Instructions to follow ▸
Exactly how many lines have the word "Tempo"? Answer with the bare number.

Data in this exercise ▸
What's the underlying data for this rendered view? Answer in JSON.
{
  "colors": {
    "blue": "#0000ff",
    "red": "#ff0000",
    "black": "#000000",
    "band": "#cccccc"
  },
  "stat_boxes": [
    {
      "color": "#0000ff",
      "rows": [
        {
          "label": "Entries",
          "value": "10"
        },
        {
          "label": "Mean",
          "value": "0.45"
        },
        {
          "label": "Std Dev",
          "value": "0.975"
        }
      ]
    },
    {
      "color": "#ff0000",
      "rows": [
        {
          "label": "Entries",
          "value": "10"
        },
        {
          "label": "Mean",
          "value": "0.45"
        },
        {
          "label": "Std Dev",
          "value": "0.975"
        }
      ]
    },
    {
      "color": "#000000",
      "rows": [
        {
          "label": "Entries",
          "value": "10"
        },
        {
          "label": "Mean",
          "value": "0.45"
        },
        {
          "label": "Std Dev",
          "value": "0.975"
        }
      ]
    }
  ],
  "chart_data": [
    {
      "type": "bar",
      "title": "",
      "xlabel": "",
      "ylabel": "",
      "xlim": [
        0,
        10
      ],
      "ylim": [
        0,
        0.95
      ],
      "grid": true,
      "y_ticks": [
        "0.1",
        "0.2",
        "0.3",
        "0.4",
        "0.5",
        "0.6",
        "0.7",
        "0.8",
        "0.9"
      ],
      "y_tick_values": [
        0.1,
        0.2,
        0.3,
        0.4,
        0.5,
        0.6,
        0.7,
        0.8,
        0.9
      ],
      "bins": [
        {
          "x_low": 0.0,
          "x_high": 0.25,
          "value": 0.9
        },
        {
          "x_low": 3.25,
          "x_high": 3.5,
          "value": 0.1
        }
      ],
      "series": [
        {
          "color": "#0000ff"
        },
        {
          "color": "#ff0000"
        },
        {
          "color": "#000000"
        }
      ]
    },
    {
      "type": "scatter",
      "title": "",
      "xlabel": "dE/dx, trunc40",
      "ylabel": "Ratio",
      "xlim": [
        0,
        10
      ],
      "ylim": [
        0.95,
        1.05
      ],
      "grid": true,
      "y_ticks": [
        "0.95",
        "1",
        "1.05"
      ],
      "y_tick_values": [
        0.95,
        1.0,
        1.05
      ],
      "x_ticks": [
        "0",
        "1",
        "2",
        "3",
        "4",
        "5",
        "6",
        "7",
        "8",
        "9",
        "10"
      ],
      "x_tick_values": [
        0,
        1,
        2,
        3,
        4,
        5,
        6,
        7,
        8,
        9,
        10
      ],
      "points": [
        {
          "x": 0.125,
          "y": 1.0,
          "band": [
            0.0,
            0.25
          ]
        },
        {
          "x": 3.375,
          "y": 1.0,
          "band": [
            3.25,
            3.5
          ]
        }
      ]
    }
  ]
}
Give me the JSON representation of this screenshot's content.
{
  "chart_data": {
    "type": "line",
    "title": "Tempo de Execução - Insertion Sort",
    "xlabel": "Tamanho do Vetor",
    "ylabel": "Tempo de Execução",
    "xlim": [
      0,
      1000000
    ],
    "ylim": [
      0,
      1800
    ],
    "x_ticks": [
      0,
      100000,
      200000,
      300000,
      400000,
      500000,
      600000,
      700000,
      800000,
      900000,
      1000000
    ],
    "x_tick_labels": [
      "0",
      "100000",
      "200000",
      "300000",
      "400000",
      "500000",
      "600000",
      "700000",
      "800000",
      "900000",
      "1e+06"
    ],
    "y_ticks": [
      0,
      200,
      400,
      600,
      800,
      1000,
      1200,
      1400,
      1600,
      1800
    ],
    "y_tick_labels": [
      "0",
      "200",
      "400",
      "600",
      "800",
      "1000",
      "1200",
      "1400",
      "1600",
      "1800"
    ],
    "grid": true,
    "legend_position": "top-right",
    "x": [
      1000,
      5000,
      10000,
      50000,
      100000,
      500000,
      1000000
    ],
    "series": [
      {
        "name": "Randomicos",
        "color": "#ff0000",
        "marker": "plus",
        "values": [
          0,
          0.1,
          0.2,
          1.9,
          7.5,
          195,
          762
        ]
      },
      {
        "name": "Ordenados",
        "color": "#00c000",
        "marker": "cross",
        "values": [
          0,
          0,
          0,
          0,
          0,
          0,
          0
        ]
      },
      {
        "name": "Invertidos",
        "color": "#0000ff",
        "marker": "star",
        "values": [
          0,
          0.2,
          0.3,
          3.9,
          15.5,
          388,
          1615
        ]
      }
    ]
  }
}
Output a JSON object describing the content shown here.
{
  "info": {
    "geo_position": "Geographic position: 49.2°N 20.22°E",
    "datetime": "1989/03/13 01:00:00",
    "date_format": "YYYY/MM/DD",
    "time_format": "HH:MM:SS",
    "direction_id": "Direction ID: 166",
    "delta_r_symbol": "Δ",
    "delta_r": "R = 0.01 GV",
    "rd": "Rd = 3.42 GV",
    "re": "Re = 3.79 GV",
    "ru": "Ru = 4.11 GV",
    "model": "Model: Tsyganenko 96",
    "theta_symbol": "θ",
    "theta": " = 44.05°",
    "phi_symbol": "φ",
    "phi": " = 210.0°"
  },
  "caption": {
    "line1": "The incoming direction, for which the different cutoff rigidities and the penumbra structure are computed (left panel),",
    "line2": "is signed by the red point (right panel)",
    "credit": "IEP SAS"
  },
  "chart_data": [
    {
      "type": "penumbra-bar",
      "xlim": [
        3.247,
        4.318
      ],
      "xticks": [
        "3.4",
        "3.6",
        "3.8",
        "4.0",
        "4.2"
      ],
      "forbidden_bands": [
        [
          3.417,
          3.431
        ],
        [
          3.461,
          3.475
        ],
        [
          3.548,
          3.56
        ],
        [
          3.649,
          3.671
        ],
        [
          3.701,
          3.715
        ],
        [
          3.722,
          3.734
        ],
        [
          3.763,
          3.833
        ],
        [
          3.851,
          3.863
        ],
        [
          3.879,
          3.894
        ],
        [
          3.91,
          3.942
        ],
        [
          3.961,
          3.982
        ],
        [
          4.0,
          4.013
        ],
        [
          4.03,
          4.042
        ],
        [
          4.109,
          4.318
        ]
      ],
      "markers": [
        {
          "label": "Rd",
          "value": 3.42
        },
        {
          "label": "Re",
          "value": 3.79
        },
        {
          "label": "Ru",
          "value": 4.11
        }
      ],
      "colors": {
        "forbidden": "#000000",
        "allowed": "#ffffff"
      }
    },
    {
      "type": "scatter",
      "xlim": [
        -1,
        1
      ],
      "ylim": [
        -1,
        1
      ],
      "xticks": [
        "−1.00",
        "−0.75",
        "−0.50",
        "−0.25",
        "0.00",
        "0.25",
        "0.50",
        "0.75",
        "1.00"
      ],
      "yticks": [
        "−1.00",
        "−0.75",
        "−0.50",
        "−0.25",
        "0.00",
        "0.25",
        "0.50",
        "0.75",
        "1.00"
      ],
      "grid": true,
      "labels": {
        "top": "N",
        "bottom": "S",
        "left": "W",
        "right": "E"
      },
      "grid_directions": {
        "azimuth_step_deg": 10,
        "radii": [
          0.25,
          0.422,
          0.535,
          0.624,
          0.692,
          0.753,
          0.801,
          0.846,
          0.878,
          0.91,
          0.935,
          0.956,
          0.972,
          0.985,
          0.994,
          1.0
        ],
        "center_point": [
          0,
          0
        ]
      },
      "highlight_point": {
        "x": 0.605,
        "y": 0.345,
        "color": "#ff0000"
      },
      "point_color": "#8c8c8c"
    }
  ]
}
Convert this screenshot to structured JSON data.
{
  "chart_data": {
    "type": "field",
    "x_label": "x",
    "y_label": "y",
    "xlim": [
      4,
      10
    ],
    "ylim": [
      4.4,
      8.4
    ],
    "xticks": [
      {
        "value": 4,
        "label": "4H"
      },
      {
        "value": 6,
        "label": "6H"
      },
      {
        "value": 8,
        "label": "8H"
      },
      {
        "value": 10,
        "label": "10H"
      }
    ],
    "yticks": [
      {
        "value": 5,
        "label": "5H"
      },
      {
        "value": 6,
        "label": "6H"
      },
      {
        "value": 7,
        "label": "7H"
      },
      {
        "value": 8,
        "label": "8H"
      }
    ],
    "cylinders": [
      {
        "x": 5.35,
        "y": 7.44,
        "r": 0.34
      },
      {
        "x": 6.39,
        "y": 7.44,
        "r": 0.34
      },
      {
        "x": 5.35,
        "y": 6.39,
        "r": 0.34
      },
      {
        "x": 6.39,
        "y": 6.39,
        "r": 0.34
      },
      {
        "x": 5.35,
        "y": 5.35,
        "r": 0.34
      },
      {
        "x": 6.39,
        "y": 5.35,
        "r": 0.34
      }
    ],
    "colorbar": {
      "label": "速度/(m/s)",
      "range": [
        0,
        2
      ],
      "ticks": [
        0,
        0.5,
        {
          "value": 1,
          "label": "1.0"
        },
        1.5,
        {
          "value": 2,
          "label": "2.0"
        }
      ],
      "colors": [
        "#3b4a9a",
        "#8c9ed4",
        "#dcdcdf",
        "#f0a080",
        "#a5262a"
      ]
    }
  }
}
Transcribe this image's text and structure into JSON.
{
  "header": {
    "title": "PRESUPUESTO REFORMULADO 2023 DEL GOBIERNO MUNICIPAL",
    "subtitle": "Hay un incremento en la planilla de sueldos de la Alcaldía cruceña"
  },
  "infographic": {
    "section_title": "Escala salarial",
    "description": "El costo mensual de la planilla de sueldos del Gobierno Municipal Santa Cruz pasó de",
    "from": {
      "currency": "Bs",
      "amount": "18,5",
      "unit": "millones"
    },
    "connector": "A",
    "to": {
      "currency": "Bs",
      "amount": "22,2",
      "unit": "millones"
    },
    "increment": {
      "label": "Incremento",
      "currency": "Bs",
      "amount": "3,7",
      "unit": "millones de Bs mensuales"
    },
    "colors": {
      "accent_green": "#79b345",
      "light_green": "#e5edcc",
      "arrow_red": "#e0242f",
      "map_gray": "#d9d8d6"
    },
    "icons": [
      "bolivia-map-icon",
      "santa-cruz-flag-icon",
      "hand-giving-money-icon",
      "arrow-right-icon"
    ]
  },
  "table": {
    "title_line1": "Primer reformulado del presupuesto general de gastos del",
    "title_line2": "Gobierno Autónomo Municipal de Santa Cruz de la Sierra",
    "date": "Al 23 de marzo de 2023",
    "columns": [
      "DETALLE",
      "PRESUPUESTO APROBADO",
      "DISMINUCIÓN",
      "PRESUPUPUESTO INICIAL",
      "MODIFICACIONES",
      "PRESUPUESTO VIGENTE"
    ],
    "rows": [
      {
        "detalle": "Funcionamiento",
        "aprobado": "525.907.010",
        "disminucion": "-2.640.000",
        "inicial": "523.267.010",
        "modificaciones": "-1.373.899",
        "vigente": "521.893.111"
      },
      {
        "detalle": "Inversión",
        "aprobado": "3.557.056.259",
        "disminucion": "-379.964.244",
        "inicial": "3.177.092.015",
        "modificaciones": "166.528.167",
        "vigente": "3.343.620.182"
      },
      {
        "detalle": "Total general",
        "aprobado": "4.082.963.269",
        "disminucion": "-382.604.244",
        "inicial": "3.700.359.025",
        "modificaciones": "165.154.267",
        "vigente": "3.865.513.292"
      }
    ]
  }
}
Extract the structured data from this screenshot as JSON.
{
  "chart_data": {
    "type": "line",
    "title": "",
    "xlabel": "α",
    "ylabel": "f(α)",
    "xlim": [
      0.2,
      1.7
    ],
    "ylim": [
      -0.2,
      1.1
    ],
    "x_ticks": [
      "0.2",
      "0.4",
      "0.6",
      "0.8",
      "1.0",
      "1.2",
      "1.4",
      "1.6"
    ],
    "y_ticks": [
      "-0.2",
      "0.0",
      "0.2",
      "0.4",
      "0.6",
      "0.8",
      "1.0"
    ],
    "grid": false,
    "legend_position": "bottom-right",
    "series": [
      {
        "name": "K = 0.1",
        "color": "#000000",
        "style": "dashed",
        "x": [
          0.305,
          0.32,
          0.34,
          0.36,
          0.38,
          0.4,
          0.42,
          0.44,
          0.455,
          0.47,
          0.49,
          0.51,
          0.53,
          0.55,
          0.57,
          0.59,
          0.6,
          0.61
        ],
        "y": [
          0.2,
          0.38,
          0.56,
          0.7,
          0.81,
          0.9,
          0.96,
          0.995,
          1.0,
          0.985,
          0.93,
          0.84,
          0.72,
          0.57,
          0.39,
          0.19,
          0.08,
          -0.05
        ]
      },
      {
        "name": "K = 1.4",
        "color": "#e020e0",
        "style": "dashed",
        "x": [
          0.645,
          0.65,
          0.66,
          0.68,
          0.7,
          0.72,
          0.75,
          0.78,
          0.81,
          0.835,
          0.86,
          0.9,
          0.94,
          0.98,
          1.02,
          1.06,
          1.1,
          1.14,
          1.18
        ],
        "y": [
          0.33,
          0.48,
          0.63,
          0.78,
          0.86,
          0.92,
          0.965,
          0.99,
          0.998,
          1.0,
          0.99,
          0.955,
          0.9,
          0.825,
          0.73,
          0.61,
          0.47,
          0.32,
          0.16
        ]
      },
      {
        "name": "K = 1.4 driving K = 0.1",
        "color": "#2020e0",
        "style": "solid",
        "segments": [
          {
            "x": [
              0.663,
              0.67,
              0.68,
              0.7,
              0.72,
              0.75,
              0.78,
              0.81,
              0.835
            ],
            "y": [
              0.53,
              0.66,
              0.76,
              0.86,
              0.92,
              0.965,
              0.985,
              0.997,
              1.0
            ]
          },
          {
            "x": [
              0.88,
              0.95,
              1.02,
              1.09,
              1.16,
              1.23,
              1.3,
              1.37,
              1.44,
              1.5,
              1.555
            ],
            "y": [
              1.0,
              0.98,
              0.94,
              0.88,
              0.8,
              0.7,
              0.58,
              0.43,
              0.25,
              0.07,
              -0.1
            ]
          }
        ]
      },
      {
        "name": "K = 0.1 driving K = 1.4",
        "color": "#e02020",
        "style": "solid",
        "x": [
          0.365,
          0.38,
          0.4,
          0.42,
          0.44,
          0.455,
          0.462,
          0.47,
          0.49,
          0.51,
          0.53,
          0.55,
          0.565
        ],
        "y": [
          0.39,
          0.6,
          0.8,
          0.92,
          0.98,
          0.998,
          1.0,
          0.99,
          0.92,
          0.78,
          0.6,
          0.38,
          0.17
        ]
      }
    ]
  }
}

Solution to this problem ▸
2